Exercise » Find every line in the records below that contains the word "додаток", and copy each such line.
====
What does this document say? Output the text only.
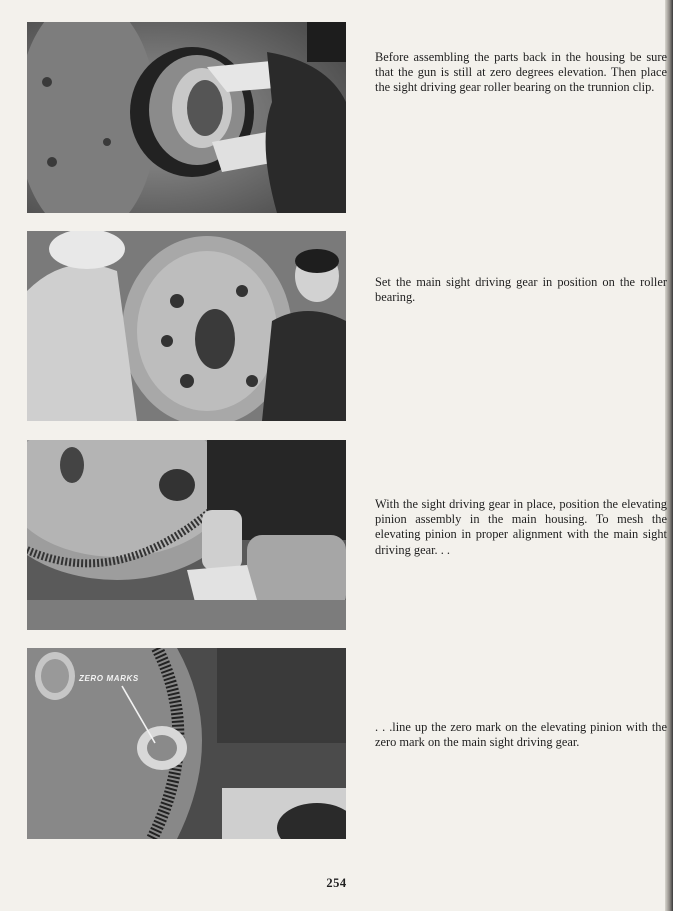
ZERO MARKS
Before assembling the parts back in the housing be sure that the gun is still at zero degrees elevation. Then place the sight driving gear roller bearing on the trunnion clip.
Set the main sight driving gear in position on the roller bearing.
With the sight driving gear in place, position the elevating pinion assembly in the main housing. To mesh the elevating pinion in proper alignment with the main sight driving gear. . .
. . .line up the zero mark on the elevating pinion with the zero mark on the main sight driving gear.
254
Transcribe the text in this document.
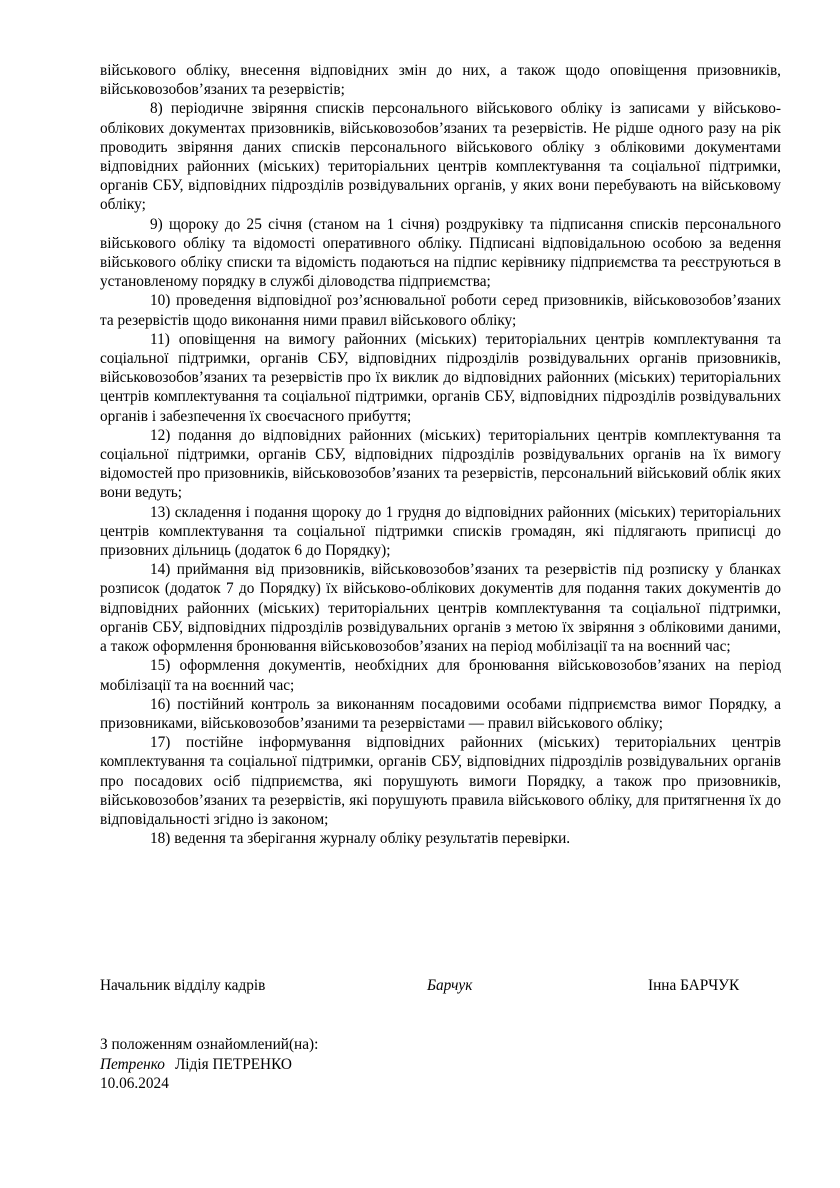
військового обліку, внесення відповідних змін до них, а також щодо оповіщення призовників, військовозобов’язаних та резервістів;

8) періодичне звіряння списків персонального військового обліку із записами у військово-облікових документах призовників, військовозобов’язаних та резервістів. Не рідше одного разу на рік проводить звіряння даних списків персонального військового обліку з обліковими документами відповідних районних (міських) територіальних центрів комплектування та соціальної підтримки, органів СБУ, відповідних підрозділів розвідувальних органів, у яких вони перебувають на військовому обліку;

9) щороку до 25 січня (станом на 1 січня) роздруківку та підписання списків персонального військового обліку та відомості оперативного обліку. Підписані відповідальною особою за ведення військового обліку списки та відомість подаються на підпис керівнику підприємства та реєструються в установленому порядку в службі діловодства підприємства;

10) проведення відповідної роз’яснювальної роботи серед призовників, військовозобов’язаних та резервістів щодо виконання ними правил військового обліку;

11) оповіщення на вимогу районних (міських) територіальних центрів комплектування та соціальної підтримки, органів СБУ, відповідних підрозділів розвідувальних органів призовників, військовозобов’язаних та резервістів про їх виклик до відповідних районних (міських) територіальних центрів комплектування та соціальної підтримки, органів СБУ, відповідних підрозділів розвідувальних органів і забезпечення їх своєчасного прибуття;

12) подання до відповідних районних (міських) територіальних центрів комплектування та соціальної підтримки, органів СБУ, відповідних підрозділів розвідувальних органів на їх вимогу відомостей про призовників, військовозобов’язаних та резервістів, персональний військовий облік яких вони ведуть;

13) складення і подання щороку до 1 грудня до відповідних районних (міських) територіальних центрів комплектування та соціальної підтримки списків громадян, які підлягають приписці до призовних дільниць (додаток 6 до Порядку);

14) приймання від призовників, військовозобов’язаних та резервістів під розписку у бланках розписок (додаток 7 до Порядку) їх військово-облікових документів для подання таких документів до відповідних районних (міських) територіальних центрів комплектування та соціальної підтримки, органів СБУ, відповідних підрозділів розвідувальних органів з метою їх звіряння з обліковими даними, а також оформлення бронювання військовозобов’язаних на період мобілізації та на воєнний час;

15) оформлення документів, необхідних для бронювання військовозобов’язаних на період мобілізації та на воєнний час;

16) постійний контроль за виконанням посадовими особами підприємства вимог Порядку, а призовниками, військовозобов’язаними та резервістами — правил військового обліку;

17) постійне інформування відповідних районних (міських) територіальних центрів комплектування та соціальної підтримки, органів СБУ, відповідних підрозділів розвідувальних органів про посадових осіб підприємства, які порушують вимоги Порядку, а також про призовників, військовозобов’язаних та резервістів, які порушують правила військового обліку, для притягнення їх до відповідальності згідно із законом;

18) ведення та зберігання журналу обліку результатів перевірки.

Начальник відділу кадрів	Барчук	Інна БАРЧУК

З положенням ознайомлений(на):

Петренко Лідія ПЕТРЕНКО

10.06.2024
====
Result for this exercise »
13) складення і подання щороку до 1 грудня до відповідних районних (міських) територіальних центрів комплектування та соціальної підтримки списків громадян, які підлягають приписці до призовних дільниць (додаток 6 до Порядку);
14) приймання від призовників, військовозобов’язаних та резервістів під розписку у бланках розписок (додаток 7 до Порядку) їх військово-облікових документів для подання таких документів до відповідних районних (міських) територіальних центрів комплектування та соціальної підтримки, органів СБУ, відповідних підрозділів розвідувальних органів з метою їх звіряння з обліковими даними, а також оформлення бронювання військовозобов’язаних на період мобілізації та на воєнний час;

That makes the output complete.